**Your objective:**
Your task is to count the lines of the entries below that include the word "我们松开" and to give only the resulting number.
___ Extracted information
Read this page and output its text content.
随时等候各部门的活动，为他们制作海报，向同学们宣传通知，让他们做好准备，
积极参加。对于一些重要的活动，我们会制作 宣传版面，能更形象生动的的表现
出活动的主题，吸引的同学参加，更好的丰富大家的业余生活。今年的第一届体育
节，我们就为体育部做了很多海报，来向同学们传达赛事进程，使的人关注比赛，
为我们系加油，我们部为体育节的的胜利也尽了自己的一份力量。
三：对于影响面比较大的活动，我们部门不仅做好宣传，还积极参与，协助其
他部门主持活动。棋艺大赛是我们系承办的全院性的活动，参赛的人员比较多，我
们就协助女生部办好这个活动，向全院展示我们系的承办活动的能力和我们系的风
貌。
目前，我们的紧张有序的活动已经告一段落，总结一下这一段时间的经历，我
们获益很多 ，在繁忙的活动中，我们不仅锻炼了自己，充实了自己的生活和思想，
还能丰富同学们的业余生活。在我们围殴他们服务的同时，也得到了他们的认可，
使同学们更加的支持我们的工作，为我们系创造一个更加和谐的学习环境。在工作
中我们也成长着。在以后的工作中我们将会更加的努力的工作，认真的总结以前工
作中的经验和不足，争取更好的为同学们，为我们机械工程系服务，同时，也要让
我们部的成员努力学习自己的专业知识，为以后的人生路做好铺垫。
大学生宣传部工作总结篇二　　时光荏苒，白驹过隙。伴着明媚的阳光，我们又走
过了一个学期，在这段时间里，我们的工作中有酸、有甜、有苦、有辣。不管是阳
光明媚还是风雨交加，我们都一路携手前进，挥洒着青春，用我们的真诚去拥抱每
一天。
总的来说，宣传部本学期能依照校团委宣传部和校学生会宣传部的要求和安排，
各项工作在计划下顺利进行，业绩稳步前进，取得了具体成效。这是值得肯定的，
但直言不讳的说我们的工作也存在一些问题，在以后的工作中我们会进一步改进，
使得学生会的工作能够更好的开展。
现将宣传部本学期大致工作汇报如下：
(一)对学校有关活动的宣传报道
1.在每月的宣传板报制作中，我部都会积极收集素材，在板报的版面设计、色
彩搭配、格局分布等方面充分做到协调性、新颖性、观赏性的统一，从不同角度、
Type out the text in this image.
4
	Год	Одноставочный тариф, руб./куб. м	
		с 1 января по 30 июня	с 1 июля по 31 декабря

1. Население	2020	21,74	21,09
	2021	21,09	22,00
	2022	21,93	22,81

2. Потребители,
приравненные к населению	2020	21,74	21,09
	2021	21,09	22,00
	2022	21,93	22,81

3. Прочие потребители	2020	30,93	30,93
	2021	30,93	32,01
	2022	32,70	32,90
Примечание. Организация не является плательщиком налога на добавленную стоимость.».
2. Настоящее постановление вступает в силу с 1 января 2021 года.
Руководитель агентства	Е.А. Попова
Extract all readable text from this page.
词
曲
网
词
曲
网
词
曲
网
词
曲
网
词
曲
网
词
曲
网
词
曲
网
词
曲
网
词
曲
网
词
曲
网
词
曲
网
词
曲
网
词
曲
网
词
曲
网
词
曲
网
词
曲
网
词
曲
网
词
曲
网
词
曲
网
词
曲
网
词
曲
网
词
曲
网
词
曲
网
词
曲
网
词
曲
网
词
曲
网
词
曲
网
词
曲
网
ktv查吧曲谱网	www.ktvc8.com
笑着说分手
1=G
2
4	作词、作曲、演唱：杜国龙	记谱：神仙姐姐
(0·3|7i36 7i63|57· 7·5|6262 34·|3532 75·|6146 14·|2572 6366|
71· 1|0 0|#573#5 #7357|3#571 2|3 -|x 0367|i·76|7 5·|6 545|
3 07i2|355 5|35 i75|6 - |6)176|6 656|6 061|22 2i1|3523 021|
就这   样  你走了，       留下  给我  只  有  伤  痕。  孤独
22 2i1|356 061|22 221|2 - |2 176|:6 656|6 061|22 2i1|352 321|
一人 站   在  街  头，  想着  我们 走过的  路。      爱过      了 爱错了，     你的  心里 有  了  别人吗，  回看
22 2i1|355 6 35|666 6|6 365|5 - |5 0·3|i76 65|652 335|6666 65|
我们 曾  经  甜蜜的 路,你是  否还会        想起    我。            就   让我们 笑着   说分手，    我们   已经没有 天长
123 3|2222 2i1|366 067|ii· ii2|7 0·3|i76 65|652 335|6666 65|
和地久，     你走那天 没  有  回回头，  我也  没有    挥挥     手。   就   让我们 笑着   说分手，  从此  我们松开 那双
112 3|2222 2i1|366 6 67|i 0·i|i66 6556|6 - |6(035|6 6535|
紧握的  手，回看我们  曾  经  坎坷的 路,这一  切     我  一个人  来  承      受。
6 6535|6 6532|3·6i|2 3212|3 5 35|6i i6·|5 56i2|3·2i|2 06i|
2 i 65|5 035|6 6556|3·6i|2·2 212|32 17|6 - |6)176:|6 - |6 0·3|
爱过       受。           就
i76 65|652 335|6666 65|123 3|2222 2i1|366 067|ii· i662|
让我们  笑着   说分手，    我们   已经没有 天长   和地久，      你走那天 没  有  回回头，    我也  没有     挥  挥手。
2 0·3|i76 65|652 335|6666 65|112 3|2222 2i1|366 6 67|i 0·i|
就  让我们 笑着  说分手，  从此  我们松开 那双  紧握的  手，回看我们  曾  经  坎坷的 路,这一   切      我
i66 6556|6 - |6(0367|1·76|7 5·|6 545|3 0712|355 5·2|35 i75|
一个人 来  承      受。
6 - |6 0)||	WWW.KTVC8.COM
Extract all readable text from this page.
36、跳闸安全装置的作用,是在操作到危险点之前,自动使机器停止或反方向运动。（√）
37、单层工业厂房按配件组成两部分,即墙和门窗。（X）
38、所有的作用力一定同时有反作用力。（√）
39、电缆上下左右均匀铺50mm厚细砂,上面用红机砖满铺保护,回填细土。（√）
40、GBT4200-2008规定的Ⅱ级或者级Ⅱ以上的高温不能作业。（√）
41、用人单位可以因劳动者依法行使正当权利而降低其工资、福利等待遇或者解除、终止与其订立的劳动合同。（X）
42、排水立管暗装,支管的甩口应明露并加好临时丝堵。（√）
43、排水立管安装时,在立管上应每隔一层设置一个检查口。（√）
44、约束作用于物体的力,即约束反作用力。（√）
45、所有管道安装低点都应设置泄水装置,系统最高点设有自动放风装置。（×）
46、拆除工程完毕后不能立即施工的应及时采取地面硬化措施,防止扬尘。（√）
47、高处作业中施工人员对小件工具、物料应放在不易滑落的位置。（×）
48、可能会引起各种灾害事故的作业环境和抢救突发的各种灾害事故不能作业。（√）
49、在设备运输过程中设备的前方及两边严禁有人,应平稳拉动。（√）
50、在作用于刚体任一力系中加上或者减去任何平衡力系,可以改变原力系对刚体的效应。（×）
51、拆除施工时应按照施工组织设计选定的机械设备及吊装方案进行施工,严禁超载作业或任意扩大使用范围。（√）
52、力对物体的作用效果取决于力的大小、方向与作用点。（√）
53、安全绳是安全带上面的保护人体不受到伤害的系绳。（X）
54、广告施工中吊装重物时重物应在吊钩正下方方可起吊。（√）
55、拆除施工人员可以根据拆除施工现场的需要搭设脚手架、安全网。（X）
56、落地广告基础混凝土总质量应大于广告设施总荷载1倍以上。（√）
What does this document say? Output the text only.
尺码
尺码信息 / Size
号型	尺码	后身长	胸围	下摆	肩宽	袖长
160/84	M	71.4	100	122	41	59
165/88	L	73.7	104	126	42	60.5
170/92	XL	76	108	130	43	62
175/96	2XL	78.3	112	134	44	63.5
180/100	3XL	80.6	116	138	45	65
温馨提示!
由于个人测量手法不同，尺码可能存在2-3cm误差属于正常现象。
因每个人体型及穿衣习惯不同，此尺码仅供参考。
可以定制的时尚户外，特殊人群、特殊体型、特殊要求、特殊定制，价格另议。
______
**Exercise result:**
2